Dataset listings of figures:

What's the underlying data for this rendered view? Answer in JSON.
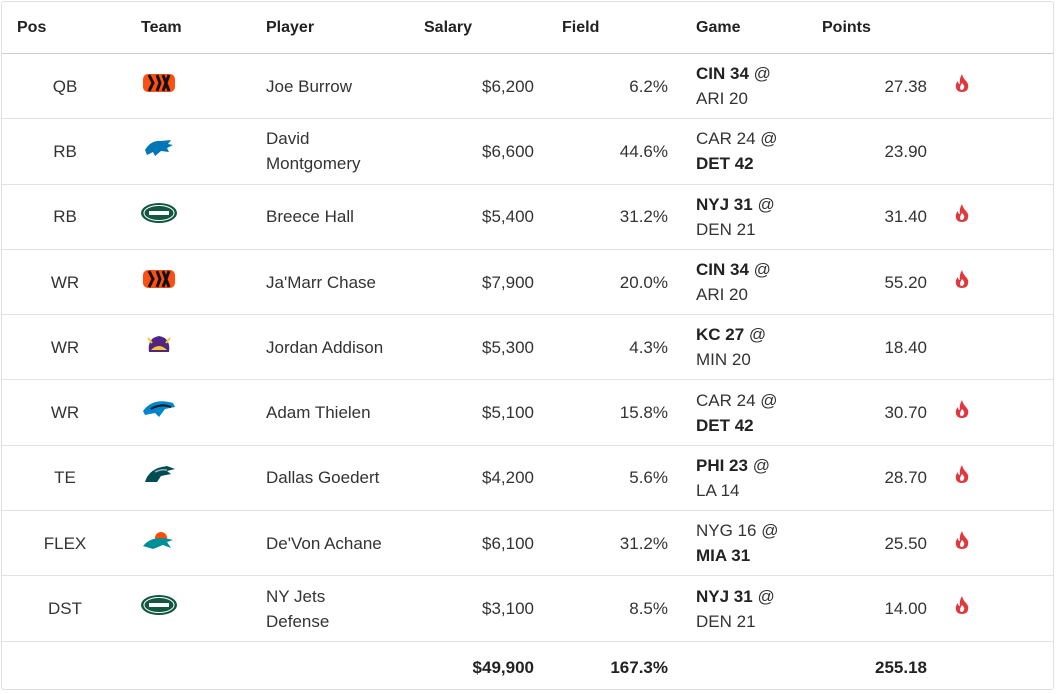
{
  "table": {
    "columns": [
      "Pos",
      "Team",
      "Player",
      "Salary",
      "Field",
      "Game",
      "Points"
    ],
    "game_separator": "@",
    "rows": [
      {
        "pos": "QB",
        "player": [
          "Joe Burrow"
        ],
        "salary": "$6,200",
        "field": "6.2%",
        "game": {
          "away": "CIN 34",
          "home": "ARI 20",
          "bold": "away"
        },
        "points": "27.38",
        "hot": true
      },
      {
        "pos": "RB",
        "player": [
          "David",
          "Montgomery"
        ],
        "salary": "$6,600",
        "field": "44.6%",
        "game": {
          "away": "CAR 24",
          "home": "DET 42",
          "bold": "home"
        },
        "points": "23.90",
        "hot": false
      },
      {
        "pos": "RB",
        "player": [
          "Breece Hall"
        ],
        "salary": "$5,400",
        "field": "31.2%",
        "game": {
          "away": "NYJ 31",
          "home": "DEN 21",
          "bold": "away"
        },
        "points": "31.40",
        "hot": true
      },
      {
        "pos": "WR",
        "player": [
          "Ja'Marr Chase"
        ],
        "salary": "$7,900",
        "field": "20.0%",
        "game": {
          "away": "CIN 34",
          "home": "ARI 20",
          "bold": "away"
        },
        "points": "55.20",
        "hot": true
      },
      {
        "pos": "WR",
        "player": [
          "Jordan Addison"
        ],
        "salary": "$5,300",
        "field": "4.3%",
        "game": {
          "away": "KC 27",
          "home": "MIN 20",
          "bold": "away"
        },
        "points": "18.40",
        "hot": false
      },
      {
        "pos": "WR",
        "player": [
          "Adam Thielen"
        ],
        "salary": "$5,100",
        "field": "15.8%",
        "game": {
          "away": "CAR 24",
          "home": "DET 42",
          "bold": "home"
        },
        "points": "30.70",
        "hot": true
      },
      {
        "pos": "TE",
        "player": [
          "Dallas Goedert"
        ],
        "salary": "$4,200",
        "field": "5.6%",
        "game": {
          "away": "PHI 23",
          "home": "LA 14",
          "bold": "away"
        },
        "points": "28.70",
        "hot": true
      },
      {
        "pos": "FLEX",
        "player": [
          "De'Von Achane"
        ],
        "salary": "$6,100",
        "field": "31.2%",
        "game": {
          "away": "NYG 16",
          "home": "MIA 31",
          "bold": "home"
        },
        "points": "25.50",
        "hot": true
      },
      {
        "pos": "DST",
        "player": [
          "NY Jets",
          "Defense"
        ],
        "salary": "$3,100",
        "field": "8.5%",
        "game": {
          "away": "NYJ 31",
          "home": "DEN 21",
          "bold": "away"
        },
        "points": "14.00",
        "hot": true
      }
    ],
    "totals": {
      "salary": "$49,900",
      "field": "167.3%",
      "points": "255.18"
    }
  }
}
...
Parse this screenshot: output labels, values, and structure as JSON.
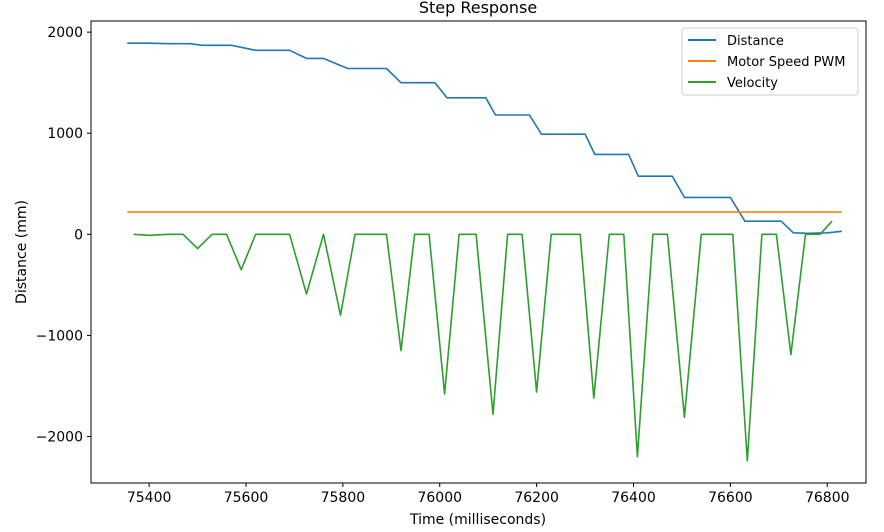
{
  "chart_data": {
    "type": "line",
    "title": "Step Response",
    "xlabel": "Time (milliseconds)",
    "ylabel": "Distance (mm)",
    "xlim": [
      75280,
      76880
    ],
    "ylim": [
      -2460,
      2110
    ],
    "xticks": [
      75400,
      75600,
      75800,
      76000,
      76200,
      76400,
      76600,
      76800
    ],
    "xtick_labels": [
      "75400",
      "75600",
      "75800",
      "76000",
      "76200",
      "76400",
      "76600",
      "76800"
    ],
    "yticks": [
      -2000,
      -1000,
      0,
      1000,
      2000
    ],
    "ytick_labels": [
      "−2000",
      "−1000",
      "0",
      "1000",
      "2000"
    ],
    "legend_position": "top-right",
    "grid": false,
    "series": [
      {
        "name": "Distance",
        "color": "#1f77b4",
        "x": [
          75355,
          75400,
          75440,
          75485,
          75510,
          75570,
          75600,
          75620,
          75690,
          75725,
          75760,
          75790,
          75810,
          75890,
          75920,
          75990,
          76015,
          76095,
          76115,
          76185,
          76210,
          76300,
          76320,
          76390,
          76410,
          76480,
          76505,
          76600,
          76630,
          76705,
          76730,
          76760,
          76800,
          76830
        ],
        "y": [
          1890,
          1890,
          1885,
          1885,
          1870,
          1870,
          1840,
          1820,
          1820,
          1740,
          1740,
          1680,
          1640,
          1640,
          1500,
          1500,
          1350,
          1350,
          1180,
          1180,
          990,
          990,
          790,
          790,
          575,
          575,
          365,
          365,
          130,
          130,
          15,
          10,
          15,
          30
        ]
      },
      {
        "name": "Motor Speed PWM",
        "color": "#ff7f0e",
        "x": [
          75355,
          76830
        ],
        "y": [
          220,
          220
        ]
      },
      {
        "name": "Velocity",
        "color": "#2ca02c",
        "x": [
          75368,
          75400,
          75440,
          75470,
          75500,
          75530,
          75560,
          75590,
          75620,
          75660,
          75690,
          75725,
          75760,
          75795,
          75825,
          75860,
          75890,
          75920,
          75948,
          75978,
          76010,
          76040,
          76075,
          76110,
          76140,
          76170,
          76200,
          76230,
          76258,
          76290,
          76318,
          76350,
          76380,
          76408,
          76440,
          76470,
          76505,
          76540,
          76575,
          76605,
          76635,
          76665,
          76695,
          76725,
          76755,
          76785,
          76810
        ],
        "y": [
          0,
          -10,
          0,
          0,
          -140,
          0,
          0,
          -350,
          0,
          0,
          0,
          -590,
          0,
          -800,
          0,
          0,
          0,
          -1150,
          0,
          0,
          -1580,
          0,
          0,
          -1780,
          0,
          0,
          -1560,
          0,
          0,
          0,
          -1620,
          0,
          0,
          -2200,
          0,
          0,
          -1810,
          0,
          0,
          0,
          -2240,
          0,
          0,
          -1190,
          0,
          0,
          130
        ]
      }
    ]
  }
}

§ WHAT THE TASK ASKS
Filter the entries down to the lines with the word "name" in them.

§ FULL ANSWER
        "name": "Distance",
        "name": "Motor Speed PWM",
        "name": "Velocity",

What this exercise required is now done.